> PROBLEM DESCRIPTION:
Each entry that follows must be output without any deviation.

> MATERIAL FOR THIS TASK:
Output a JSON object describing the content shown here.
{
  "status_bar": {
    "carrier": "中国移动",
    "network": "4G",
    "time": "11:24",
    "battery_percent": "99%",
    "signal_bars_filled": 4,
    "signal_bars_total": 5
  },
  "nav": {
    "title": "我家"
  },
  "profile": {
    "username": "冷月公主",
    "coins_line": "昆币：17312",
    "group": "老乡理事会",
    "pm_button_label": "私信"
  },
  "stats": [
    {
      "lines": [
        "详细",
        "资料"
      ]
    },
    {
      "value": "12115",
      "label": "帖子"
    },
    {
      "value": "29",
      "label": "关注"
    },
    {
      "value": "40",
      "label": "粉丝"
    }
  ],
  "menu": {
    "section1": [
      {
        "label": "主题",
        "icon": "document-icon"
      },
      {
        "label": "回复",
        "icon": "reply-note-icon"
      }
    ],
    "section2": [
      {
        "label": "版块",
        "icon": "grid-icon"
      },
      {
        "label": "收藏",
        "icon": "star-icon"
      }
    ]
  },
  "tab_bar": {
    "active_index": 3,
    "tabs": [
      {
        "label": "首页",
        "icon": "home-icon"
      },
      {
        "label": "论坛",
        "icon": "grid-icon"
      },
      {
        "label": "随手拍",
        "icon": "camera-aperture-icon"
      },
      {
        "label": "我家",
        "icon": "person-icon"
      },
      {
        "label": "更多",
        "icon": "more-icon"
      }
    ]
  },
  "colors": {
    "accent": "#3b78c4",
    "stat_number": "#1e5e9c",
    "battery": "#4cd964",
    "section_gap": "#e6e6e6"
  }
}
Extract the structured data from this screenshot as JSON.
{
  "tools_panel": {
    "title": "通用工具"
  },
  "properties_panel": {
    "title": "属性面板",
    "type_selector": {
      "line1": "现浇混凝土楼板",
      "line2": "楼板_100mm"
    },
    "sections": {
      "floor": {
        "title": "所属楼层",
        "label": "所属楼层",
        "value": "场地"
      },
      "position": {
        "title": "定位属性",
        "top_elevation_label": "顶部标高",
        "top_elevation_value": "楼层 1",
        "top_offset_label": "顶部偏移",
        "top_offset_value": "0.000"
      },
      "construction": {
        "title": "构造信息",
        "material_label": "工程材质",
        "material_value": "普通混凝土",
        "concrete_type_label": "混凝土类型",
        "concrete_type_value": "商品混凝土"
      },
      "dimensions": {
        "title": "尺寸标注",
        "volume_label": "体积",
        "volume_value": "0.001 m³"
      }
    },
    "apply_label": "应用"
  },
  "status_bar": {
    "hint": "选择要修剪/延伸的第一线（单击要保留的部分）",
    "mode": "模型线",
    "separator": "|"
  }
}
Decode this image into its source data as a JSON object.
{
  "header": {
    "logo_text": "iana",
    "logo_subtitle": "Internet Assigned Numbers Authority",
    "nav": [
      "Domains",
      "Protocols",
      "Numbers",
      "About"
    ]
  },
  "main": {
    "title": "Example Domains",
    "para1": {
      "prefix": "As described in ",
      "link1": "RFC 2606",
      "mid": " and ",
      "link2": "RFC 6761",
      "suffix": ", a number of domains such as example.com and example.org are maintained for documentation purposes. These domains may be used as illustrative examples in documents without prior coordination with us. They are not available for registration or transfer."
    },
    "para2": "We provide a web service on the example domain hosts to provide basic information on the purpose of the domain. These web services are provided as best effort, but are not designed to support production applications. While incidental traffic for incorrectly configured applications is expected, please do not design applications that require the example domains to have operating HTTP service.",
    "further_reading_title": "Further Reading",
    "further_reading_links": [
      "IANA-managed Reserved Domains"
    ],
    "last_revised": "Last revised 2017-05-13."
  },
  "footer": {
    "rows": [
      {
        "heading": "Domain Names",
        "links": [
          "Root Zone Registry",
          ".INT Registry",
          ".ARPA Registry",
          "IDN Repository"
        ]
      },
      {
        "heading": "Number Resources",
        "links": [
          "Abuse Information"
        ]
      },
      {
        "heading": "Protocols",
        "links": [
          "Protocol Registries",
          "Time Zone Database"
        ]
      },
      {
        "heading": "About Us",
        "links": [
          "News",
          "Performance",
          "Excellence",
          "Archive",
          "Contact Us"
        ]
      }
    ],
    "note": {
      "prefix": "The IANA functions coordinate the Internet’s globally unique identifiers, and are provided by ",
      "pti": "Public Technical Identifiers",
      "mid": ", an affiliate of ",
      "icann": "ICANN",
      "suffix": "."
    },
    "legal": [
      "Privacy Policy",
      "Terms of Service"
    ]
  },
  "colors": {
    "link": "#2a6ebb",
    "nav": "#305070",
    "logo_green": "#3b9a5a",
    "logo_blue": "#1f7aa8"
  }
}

> RESULT FOR THIS TASK:
Output a JSON object describing the content shown here.
{
  "status_bar": {
    "carrier": "中国移动",
    "network": "4G",
    "time": "11:24",
    "battery_percent": "99%",
    "signal_bars_filled": 4,
    "signal_bars_total": 5
  },
  "nav": {
    "title": "我家"
  },
  "profile": {
    "username": "冷月公主",
    "coins_line": "昆币：17312",
    "group": "老乡理事会",
    "pm_button_label": "私信"
  },
  "stats": [
    {
      "lines": [
        "详细",
        "资料"
      ]
    },
    {
      "value": "12115",
      "label": "帖子"
    },
    {
      "value": "29",
      "label": "关注"
    },
    {
      "value": "40",
      "label": "粉丝"
    }
  ],
  "menu": {
    "section1": [
      {
        "label": "主题",
        "icon": "document-icon"
      },
      {
        "label": "回复",
        "icon": "reply-note-icon"
      }
    ],
    "section2": [
      {
        "label": "版块",
        "icon": "grid-icon"
      },
      {
        "label": "收藏",
        "icon": "star-icon"
      }
    ]
  },
  "tab_bar": {
    "active_index": 3,
    "tabs": [
      {
        "label": "首页",
        "icon": "home-icon"
      },
      {
        "label": "论坛",
        "icon": "grid-icon"
      },
      {
        "label": "随手拍",
        "icon": "camera-aperture-icon"
      },
      {
        "label": "我家",
        "icon": "person-icon"
      },
      {
        "label": "更多",
        "icon": "more-icon"
      }
    ]
  },
  "colors": {
    "accent": "#3b78c4",
    "stat_number": "#1e5e9c",
    "battery": "#4cd964",
    "section_gap": "#e6e6e6"
  }
}
Extract the structured data from this screenshot as JSON.
{
  "tools_panel": {
    "title": "通用工具"
  },
  "properties_panel": {
    "title": "属性面板",
    "type_selector": {
      "line1": "现浇混凝土楼板",
      "line2": "楼板_100mm"
    },
    "sections": {
      "floor": {
        "title": "所属楼层",
        "label": "所属楼层",
        "value": "场地"
      },
      "position": {
        "title": "定位属性",
        "top_elevation_label": "顶部标高",
        "top_elevation_value": "楼层 1",
        "top_offset_label": "顶部偏移",
        "top_offset_value": "0.000"
      },
      "construction": {
        "title": "构造信息",
        "material_label": "工程材质",
        "material_value": "普通混凝土",
        "concrete_type_label": "混凝土类型",
        "concrete_type_value": "商品混凝土"
      },
      "dimensions": {
        "title": "尺寸标注",
        "volume_label": "体积",
        "volume_value": "0.001 m³"
      }
    },
    "apply_label": "应用"
  },
  "status_bar": {
    "hint": "选择要修剪/延伸的第一线（单击要保留的部分）",
    "mode": "模型线",
    "separator": "|"
  }
}
Decode this image into its source data as a JSON object.
{
  "header": {
    "logo_text": "iana",
    "logo_subtitle": "Internet Assigned Numbers Authority",
    "nav": [
      "Domains",
      "Protocols",
      "Numbers",
      "About"
    ]
  },
  "main": {
    "title": "Example Domains",
    "para1": {
      "prefix": "As described in ",
      "link1": "RFC 2606",
      "mid": " and ",
      "link2": "RFC 6761",
      "suffix": ", a number of domains such as example.com and example.org are maintained for documentation purposes. These domains may be used as illustrative examples in documents without prior coordination with us. They are not available for registration or transfer."
    },
    "para2": "We provide a web service on the example domain hosts to provide basic information on the purpose of the domain. These web services are provided as best effort, but are not designed to support production applications. While incidental traffic for incorrectly configured applications is expected, please do not design applications that require the example domains to have operating HTTP service.",
    "further_reading_title": "Further Reading",
    "further_reading_links": [
      "IANA-managed Reserved Domains"
    ],
    "last_revised": "Last revised 2017-05-13."
  },
  "footer": {
    "rows": [
      {
        "heading": "Domain Names",
        "links": [
          "Root Zone Registry",
          ".INT Registry",
          ".ARPA Registry",
          "IDN Repository"
        ]
      },
      {
        "heading": "Number Resources",
        "links": [
          "Abuse Information"
        ]
      },
      {
        "heading": "Protocols",
        "links": [
          "Protocol Registries",
          "Time Zone Database"
        ]
      },
      {
        "heading": "About Us",
        "links": [
          "News",
          "Performance",
          "Excellence",
          "Archive",
          "Contact Us"
        ]
      }
    ],
    "note": {
      "prefix": "The IANA functions coordinate the Internet’s globally unique identifiers, and are provided by ",
      "pti": "Public Technical Identifiers",
      "mid": ", an affiliate of ",
      "icann": "ICANN",
      "suffix": "."
    },
    "legal": [
      "Privacy Policy",
      "Terms of Service"
    ]
  },
  "colors": {
    "link": "#2a6ebb",
    "nav": "#305070",
    "logo_green": "#3b9a5a",
    "logo_blue": "#1f7aa8"
  }
}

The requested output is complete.